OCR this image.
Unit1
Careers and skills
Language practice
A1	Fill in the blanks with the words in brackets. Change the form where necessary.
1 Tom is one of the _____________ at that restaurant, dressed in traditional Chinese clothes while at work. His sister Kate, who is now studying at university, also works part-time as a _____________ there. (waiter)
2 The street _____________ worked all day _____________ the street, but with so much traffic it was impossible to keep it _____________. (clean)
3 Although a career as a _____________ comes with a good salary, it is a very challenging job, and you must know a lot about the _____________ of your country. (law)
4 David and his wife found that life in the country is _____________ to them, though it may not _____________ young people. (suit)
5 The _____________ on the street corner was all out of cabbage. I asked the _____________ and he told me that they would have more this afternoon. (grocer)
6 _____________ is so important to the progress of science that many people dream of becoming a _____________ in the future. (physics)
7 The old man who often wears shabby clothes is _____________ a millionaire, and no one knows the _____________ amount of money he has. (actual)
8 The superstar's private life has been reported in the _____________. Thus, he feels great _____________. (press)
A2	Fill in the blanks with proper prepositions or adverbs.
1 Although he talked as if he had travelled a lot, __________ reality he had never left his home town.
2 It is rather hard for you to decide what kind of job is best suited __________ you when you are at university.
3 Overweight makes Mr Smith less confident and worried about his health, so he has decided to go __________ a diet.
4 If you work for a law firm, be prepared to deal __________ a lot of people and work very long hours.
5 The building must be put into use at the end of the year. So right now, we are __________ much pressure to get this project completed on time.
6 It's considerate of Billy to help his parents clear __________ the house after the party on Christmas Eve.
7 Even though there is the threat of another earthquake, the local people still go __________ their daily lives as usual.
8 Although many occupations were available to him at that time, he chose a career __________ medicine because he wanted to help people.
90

-- -- --

◆ What needs to be done
Repeat the material word for word, in full.

◆ Solution below
OCR this image.
Unit1
Careers and skills
Language practice
A1	Fill in the blanks with the words in brackets. Change the form where necessary.
1 Tom is one of the _____________ at that restaurant, dressed in traditional Chinese clothes while at work. His sister Kate, who is now studying at university, also works part-time as a _____________ there. (waiter)
2 The street _____________ worked all day _____________ the street, but with so much traffic it was impossible to keep it _____________. (clean)
3 Although a career as a _____________ comes with a good salary, it is a very challenging job, and you must know a lot about the _____________ of your country. (law)
4 David and his wife found that life in the country is _____________ to them, though it may not _____________ young people. (suit)
5 The _____________ on the street corner was all out of cabbage. I asked the _____________ and he told me that they would have more this afternoon. (grocer)
6 _____________ is so important to the progress of science that many people dream of becoming a _____________ in the future. (physics)
7 The old man who often wears shabby clothes is _____________ a millionaire, and no one knows the _____________ amount of money he has. (actual)
8 The superstar's private life has been reported in the _____________. Thus, he feels great _____________. (press)
A2	Fill in the blanks with proper prepositions or adverbs.
1 Although he talked as if he had travelled a lot, __________ reality he had never left his home town.
2 It is rather hard for you to decide what kind of job is best suited __________ you when you are at university.
3 Overweight makes Mr Smith less confident and worried about his health, so he has decided to go __________ a diet.
4 If you work for a law firm, be prepared to deal __________ a lot of people and work very long hours.
5 The building must be put into use at the end of the year. So right now, we are __________ much pressure to get this project completed on time.
6 It's considerate of Billy to help his parents clear __________ the house after the party on Christmas Eve.
7 Even though there is the threat of another earthquake, the local people still go __________ their daily lives as usual.
8 Although many occupations were available to him at that time, he chose a career __________ medicine because he wanted to help people.
90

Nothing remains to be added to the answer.